Task inputs:

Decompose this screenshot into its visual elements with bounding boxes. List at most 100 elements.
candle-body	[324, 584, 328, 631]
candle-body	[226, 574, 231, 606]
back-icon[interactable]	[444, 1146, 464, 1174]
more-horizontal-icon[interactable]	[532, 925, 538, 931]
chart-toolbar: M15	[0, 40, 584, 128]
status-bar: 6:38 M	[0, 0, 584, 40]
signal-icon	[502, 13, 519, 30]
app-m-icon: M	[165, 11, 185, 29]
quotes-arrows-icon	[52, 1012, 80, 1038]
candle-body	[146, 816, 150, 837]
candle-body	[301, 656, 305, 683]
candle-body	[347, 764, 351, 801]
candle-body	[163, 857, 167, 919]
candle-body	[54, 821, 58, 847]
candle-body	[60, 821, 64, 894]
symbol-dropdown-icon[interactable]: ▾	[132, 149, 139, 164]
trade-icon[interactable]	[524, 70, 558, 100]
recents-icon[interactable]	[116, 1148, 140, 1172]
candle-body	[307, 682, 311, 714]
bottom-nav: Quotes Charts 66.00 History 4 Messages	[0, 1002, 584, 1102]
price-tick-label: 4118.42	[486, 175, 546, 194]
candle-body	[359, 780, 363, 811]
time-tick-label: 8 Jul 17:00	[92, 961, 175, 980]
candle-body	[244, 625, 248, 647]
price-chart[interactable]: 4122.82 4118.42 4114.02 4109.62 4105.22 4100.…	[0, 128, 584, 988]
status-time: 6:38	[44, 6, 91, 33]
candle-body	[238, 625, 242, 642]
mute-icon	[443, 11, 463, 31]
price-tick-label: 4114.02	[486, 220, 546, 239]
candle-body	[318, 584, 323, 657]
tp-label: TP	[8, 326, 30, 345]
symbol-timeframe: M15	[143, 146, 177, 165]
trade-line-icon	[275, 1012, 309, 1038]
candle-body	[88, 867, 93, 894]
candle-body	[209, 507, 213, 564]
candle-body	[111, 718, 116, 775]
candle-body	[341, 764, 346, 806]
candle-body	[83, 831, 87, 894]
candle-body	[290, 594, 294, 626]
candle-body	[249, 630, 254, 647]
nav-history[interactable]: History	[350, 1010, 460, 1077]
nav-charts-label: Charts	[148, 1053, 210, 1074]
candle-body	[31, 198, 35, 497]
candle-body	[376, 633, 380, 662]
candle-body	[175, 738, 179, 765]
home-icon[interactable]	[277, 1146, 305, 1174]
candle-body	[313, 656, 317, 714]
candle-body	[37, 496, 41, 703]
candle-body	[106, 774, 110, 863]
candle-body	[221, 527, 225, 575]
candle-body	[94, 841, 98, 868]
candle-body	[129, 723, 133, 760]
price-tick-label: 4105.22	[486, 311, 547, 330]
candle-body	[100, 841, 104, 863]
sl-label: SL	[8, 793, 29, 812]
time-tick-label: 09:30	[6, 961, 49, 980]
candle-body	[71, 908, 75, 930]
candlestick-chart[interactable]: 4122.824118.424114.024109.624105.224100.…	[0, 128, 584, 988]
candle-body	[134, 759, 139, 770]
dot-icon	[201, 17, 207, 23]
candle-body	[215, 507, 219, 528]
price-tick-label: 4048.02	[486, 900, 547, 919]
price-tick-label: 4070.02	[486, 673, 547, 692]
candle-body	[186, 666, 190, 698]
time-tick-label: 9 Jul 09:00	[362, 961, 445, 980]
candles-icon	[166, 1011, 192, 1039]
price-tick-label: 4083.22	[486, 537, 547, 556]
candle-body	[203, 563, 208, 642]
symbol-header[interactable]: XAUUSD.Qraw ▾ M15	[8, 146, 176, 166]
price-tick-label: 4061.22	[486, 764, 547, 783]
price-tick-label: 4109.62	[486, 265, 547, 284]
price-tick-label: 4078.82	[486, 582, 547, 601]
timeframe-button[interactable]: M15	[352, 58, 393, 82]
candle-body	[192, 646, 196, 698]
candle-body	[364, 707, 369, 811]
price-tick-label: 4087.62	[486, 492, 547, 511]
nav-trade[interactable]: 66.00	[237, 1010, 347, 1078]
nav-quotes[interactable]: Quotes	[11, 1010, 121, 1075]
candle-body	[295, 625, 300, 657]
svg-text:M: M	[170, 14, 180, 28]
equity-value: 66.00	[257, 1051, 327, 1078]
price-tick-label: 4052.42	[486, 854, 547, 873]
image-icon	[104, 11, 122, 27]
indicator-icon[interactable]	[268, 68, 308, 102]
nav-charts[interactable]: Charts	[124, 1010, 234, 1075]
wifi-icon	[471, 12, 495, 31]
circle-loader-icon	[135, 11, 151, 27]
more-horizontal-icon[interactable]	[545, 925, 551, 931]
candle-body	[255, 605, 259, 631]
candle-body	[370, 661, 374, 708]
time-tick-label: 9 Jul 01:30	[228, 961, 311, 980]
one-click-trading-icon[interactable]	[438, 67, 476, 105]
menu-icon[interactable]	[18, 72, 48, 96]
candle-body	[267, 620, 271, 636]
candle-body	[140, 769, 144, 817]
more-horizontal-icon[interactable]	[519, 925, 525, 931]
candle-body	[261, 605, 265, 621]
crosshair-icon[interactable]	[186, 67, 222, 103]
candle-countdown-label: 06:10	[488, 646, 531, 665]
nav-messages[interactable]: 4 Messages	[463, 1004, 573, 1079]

What is required: Reproduce the entire listing above verbatim, line by line.

Result of the exercise:
Decompose this screenshot into its visual elements with bounding boxes. List at most 100 elements.
candle-body	[324, 584, 328, 631]
candle-body	[226, 574, 231, 606]
back-icon[interactable]	[444, 1146, 464, 1174]
more-horizontal-icon[interactable]	[532, 925, 538, 931]
chart-toolbar: M15	[0, 40, 584, 128]
status-bar: 6:38 M	[0, 0, 584, 40]
signal-icon	[502, 13, 519, 30]
app-m-icon: M	[165, 11, 185, 29]
quotes-arrows-icon	[52, 1012, 80, 1038]
candle-body	[146, 816, 150, 837]
candle-body	[301, 656, 305, 683]
candle-body	[347, 764, 351, 801]
candle-body	[163, 857, 167, 919]
candle-body	[54, 821, 58, 847]
candle-body	[60, 821, 64, 894]
symbol-dropdown-icon[interactable]: ▾	[132, 149, 139, 164]
trade-icon[interactable]	[524, 70, 558, 100]
recents-icon[interactable]	[116, 1148, 140, 1172]
candle-body	[307, 682, 311, 714]
bottom-nav: Quotes Charts 66.00 History 4 Messages	[0, 1002, 584, 1102]
price-tick-label: 4118.42	[486, 175, 546, 194]
candle-body	[359, 780, 363, 811]
time-tick-label: 8 Jul 17:00	[92, 961, 175, 980]
candle-body	[244, 625, 248, 647]
price-chart[interactable]: 4122.82 4118.42 4114.02 4109.62 4105.22 4100.…	[0, 128, 584, 988]
status-time: 6:38	[44, 6, 91, 33]
candle-body	[238, 625, 242, 642]
mute-icon	[443, 11, 463, 31]
price-tick-label: 4114.02	[486, 220, 546, 239]
candle-body	[318, 584, 323, 657]
tp-label: TP	[8, 326, 30, 345]
symbol-timeframe: M15	[143, 146, 177, 165]
trade-line-icon	[275, 1012, 309, 1038]
candle-body	[88, 867, 93, 894]
candle-body	[209, 507, 213, 564]
candle-body	[111, 718, 116, 775]
candle-body	[341, 764, 346, 806]
candle-body	[83, 831, 87, 894]
candle-body	[290, 594, 294, 626]
candle-body	[249, 630, 254, 647]
nav-history[interactable]: History	[350, 1010, 460, 1077]
nav-charts-label: Charts	[148, 1053, 210, 1074]
candle-body	[31, 198, 35, 497]
candle-body	[376, 633, 380, 662]
candle-body	[175, 738, 179, 765]
home-icon[interactable]	[277, 1146, 305, 1174]
candle-body	[313, 656, 317, 714]
candle-body	[37, 496, 41, 703]
candle-body	[106, 774, 110, 863]
candle-body	[221, 527, 225, 575]
candle-body	[94, 841, 98, 868]
candle-body	[129, 723, 133, 760]
price-tick-label: 4105.22	[486, 311, 547, 330]
candle-body	[100, 841, 104, 863]
sl-label: SL	[8, 793, 29, 812]
time-tick-label: 09:30	[6, 961, 49, 980]
candle-body	[71, 908, 75, 930]
candlestick-chart[interactable]: 4122.824118.424114.024109.624105.224100.…	[0, 128, 584, 988]
candle-body	[134, 759, 139, 770]
dot-icon	[201, 17, 207, 23]
candle-body	[215, 507, 219, 528]
price-tick-label: 4048.02	[486, 900, 547, 919]
price-tick-label: 4070.02	[486, 673, 547, 692]
candle-body	[186, 666, 190, 698]
time-tick-label: 9 Jul 09:00	[362, 961, 445, 980]
candles-icon	[166, 1011, 192, 1039]
price-tick-label: 4083.22	[486, 537, 547, 556]
candle-body	[203, 563, 208, 642]
symbol-header[interactable]: XAUUSD.Qraw ▾ M15	[8, 146, 176, 166]
price-tick-label: 4061.22	[486, 764, 547, 783]
price-tick-label: 4109.62	[486, 265, 547, 284]
price-tick-label: 4078.82	[486, 582, 547, 601]
timeframe-button[interactable]: M15	[352, 58, 393, 82]
candle-body	[192, 646, 196, 698]
candle-body	[364, 707, 369, 811]
price-tick-label: 4087.62	[486, 492, 547, 511]
nav-trade[interactable]: 66.00	[237, 1010, 347, 1078]
nav-quotes[interactable]: Quotes	[11, 1010, 121, 1075]
candle-body	[295, 625, 300, 657]
svg-text:M: M	[170, 14, 180, 28]
equity-value: 66.00	[257, 1051, 327, 1078]
price-tick-label: 4052.42	[486, 854, 547, 873]
image-icon	[104, 11, 122, 27]
indicator-icon[interactable]	[268, 68, 308, 102]
nav-charts[interactable]: Charts	[124, 1010, 234, 1075]
wifi-icon	[471, 12, 495, 31]
circle-loader-icon	[135, 11, 151, 27]
more-horizontal-icon[interactable]	[545, 925, 551, 931]
candle-body	[255, 605, 259, 631]
candle-body	[370, 661, 374, 708]
time-tick-label: 9 Jul 01:30	[228, 961, 311, 980]
one-click-trading-icon[interactable]	[438, 67, 476, 105]
menu-icon[interactable]	[18, 72, 48, 96]
candle-body	[267, 620, 271, 636]
candle-body	[140, 769, 144, 817]
more-horizontal-icon[interactable]	[519, 925, 525, 931]
candle-body	[261, 605, 265, 621]
crosshair-icon[interactable]	[186, 67, 222, 103]
candle-countdown-label: 06:10	[488, 646, 531, 665]
nav-messages[interactable]: 4 Messages	[463, 1004, 573, 1079]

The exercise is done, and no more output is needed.